Data rows:
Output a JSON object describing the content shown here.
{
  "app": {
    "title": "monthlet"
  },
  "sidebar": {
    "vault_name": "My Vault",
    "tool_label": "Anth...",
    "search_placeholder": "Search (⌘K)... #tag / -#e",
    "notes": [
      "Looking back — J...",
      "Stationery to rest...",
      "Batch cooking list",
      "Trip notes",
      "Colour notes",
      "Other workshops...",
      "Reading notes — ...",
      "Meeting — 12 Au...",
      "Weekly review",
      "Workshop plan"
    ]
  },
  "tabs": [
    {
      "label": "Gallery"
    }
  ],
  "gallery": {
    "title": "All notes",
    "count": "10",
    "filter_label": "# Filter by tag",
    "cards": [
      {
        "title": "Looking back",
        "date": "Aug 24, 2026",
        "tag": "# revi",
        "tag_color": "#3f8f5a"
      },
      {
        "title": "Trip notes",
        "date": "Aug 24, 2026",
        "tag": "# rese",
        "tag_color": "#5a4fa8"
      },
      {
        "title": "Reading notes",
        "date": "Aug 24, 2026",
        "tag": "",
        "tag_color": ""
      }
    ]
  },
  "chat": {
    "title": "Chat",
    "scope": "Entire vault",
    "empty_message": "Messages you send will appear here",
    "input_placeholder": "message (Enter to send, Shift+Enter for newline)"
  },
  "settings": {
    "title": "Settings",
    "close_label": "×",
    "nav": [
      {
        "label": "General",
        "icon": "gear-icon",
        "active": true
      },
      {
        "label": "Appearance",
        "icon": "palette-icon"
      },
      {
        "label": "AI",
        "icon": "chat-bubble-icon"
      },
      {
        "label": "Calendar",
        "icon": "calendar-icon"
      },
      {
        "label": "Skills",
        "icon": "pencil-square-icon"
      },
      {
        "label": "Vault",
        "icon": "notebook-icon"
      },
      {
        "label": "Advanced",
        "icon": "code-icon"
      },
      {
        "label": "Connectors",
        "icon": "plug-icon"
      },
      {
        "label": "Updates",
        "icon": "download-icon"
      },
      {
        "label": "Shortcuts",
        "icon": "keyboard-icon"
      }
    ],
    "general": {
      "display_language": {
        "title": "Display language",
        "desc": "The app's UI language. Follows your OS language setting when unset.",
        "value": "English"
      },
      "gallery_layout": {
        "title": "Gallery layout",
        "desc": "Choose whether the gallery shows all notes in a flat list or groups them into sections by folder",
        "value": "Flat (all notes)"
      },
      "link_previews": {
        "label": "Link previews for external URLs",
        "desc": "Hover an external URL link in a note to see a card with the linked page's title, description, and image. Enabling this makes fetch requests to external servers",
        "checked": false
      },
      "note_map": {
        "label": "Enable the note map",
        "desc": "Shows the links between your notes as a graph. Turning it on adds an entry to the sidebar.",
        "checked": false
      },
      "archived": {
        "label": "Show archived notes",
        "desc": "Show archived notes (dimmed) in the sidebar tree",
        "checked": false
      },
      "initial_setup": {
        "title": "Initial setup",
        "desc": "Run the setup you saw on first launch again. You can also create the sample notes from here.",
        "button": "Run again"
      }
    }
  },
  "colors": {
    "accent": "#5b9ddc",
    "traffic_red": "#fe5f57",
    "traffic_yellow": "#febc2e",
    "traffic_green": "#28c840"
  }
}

What needs to be done:
Go back to the listing above and please repeat it exactly.

Output for this task:
Output a JSON object describing the content shown here.
{
  "app": {
    "title": "monthlet"
  },
  "sidebar": {
    "vault_name": "My Vault",
    "tool_label": "Anth...",
    "search_placeholder": "Search (⌘K)... #tag / -#e",
    "notes": [
      "Looking back — J...",
      "Stationery to rest...",
      "Batch cooking list",
      "Trip notes",
      "Colour notes",
      "Other workshops...",
      "Reading notes — ...",
      "Meeting — 12 Au...",
      "Weekly review",
      "Workshop plan"
    ]
  },
  "tabs": [
    {
      "label": "Gallery"
    }
  ],
  "gallery": {
    "title": "All notes",
    "count": "10",
    "filter_label": "# Filter by tag",
    "cards": [
      {
        "title": "Looking back",
        "date": "Aug 24, 2026",
        "tag": "# revi",
        "tag_color": "#3f8f5a"
      },
      {
        "title": "Trip notes",
        "date": "Aug 24, 2026",
        "tag": "# rese",
        "tag_color": "#5a4fa8"
      },
      {
        "title": "Reading notes",
        "date": "Aug 24, 2026",
        "tag": "",
        "tag_color": ""
      }
    ]
  },
  "chat": {
    "title": "Chat",
    "scope": "Entire vault",
    "empty_message": "Messages you send will appear here",
    "input_placeholder": "message (Enter to send, Shift+Enter for newline)"
  },
  "settings": {
    "title": "Settings",
    "close_label": "×",
    "nav": [
      {
        "label": "General",
        "icon": "gear-icon",
        "active": true
      },
      {
        "label": "Appearance",
        "icon": "palette-icon"
      },
      {
        "label": "AI",
        "icon": "chat-bubble-icon"
      },
      {
        "label": "Calendar",
        "icon": "calendar-icon"
      },
      {
        "label": "Skills",
        "icon": "pencil-square-icon"
      },
      {
        "label": "Vault",
        "icon": "notebook-icon"
      },
      {
        "label": "Advanced",
        "icon": "code-icon"
      },
      {
        "label": "Connectors",
        "icon": "plug-icon"
      },
      {
        "label": "Updates",
        "icon": "download-icon"
      },
      {
        "label": "Shortcuts",
        "icon": "keyboard-icon"
      }
    ],
    "general": {
      "display_language": {
        "title": "Display language",
        "desc": "The app's UI language. Follows your OS language setting when unset.",
        "value": "English"
      },
      "gallery_layout": {
        "title": "Gallery layout",
        "desc": "Choose whether the gallery shows all notes in a flat list or groups them into sections by folder",
        "value": "Flat (all notes)"
      },
      "link_previews": {
        "label": "Link previews for external URLs",
        "desc": "Hover an external URL link in a note to see a card with the linked page's title, description, and image. Enabling this makes fetch requests to external servers",
        "checked": false
      },
      "note_map": {
        "label": "Enable the note map",
        "desc": "Shows the links between your notes as a graph. Turning it on adds an entry to the sidebar.",
        "checked": false
      },
      "archived": {
        "label": "Show archived notes",
        "desc": "Show archived notes (dimmed) in the sidebar tree",
        "checked": false
      },
      "initial_setup": {
        "title": "Initial setup",
        "desc": "Run the setup you saw on first launch again. You can also create the sample notes from here.",
        "button": "Run again"
      }
    }
  },
  "colors": {
    "accent": "#5b9ddc",
    "traffic_red": "#fe5f57",
    "traffic_yellow": "#febc2e",
    "traffic_green": "#28c840"
  }
}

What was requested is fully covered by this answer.